Stated goal ▸
Identify every line containing the word "dest" and reproduce each one.
#### Records for processing
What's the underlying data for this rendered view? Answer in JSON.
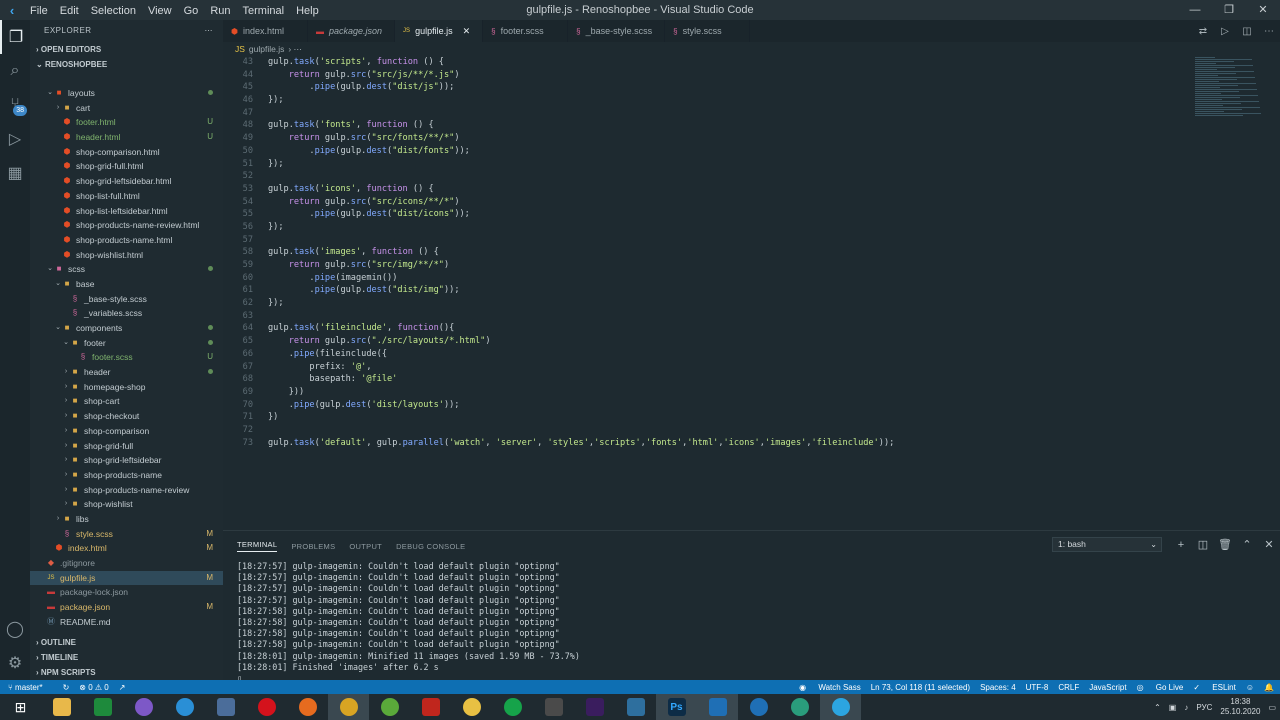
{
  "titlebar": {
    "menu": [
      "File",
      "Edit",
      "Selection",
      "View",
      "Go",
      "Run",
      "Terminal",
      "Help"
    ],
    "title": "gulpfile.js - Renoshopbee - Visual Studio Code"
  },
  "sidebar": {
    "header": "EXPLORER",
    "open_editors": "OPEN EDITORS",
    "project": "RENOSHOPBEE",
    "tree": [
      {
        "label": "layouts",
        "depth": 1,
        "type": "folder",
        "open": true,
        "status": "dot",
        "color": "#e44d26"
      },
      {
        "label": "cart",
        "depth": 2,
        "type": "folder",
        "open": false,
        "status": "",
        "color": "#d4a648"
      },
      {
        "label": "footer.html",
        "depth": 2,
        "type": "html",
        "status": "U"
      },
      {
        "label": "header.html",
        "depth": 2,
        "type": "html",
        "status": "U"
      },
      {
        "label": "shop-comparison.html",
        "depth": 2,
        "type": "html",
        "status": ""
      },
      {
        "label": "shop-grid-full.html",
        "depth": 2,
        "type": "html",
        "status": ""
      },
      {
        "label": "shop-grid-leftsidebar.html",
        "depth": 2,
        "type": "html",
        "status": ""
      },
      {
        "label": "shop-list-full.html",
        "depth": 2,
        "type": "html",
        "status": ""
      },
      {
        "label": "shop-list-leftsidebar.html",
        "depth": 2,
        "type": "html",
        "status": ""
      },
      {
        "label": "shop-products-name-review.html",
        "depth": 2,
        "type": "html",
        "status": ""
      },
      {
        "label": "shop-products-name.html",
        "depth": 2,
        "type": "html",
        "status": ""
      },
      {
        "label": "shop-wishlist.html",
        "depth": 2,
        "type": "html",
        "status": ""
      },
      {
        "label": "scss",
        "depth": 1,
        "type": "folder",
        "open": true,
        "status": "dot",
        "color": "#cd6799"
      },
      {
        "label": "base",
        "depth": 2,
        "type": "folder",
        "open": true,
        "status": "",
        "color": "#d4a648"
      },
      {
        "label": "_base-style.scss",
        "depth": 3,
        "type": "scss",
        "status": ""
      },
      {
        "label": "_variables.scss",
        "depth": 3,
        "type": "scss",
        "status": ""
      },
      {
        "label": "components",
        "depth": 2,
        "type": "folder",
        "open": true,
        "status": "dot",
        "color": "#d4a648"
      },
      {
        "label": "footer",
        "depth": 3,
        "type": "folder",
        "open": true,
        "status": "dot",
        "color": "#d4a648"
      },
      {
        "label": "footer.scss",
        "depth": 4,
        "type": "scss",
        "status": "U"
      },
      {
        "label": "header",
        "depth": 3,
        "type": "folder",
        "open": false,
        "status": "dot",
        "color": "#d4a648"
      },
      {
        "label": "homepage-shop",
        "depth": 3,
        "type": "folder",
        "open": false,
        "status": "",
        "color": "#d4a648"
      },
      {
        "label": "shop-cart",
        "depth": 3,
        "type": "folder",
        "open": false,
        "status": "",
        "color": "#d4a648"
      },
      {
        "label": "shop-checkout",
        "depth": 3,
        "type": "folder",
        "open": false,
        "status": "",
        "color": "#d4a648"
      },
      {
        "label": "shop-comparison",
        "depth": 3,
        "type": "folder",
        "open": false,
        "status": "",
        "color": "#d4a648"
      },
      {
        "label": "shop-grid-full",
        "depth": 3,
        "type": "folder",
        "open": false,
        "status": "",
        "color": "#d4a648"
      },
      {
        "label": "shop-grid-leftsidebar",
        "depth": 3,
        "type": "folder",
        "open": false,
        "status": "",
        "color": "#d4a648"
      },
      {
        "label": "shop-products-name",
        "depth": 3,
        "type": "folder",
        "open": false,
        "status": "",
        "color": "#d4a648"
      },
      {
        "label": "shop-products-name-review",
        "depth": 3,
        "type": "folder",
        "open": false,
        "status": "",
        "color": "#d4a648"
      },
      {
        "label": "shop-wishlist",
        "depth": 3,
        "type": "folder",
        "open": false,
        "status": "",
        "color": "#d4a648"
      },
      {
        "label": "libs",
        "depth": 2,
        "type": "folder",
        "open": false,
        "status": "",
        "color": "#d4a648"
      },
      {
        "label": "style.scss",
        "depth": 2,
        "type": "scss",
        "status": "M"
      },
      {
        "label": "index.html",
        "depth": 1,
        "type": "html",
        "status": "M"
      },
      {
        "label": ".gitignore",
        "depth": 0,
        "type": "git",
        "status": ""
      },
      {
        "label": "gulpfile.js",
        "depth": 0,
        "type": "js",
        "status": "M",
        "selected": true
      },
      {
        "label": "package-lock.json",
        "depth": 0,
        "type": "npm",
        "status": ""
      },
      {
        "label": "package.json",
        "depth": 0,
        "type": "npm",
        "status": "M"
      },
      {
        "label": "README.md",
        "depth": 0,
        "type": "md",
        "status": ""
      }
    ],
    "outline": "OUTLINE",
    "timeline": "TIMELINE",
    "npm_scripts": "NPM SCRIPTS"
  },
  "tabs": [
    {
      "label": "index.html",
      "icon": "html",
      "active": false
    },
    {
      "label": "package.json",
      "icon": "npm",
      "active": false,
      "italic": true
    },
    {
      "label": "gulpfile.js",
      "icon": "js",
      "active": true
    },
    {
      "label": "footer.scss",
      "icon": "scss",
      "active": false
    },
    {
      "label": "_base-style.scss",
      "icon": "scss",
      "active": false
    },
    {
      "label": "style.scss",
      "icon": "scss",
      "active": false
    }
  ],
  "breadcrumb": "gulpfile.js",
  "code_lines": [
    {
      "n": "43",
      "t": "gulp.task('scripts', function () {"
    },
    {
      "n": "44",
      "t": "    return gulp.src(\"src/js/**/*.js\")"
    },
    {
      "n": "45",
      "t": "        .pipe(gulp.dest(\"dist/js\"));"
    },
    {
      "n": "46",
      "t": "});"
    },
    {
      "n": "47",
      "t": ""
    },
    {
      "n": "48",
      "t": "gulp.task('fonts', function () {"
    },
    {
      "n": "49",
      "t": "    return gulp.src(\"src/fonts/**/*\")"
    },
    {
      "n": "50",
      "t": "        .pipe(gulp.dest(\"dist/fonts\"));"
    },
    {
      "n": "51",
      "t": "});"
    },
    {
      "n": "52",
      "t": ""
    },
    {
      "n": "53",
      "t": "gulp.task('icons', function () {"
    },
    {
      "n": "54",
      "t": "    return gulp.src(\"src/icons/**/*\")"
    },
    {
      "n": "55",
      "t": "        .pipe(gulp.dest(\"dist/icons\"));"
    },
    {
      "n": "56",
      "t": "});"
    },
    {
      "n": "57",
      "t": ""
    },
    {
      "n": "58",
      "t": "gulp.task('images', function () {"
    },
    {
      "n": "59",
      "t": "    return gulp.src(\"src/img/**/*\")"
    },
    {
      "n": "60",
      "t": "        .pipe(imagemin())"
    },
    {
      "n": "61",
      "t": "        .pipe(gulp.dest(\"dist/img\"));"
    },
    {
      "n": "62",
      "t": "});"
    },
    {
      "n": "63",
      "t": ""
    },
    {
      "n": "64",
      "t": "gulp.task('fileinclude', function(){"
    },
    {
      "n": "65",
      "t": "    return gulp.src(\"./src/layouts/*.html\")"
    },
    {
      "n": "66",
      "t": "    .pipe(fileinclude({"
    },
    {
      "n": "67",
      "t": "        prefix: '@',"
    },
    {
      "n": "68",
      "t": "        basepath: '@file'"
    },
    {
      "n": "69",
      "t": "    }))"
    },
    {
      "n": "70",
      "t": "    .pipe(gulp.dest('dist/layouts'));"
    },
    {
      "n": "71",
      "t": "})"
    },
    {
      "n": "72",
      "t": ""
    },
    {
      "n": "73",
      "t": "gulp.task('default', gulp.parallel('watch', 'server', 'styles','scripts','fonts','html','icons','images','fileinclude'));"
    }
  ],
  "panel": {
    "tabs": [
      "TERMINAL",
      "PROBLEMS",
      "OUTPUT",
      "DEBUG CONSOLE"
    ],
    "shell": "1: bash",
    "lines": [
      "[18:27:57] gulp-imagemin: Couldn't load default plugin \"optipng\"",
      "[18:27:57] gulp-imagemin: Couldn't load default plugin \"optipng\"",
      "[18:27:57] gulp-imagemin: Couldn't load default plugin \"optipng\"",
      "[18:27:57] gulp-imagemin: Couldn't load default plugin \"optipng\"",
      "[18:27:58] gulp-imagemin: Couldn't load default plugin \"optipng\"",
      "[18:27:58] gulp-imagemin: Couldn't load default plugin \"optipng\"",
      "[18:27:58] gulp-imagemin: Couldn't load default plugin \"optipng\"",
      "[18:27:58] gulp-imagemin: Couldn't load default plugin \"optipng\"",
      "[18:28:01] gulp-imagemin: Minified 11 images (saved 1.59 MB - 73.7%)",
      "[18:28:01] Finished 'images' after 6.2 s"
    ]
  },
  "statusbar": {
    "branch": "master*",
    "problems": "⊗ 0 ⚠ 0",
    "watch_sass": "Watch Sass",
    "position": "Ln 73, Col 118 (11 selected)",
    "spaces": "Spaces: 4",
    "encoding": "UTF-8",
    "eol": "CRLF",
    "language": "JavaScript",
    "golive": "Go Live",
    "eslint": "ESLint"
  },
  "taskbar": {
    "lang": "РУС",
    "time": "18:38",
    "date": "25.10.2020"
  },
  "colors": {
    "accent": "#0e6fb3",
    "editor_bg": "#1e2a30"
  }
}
########
Result of the exercise ▸
      "t": "        .pipe(gulp.dest(\"dist/js\"));"
      "t": "        .pipe(gulp.dest(\"dist/fonts\"));"
      "t": "        .pipe(gulp.dest(\"dist/icons\"));"
      "t": "        .pipe(gulp.dest(\"dist/img\"));"
      "t": "    .pipe(gulp.dest('dist/layouts'));"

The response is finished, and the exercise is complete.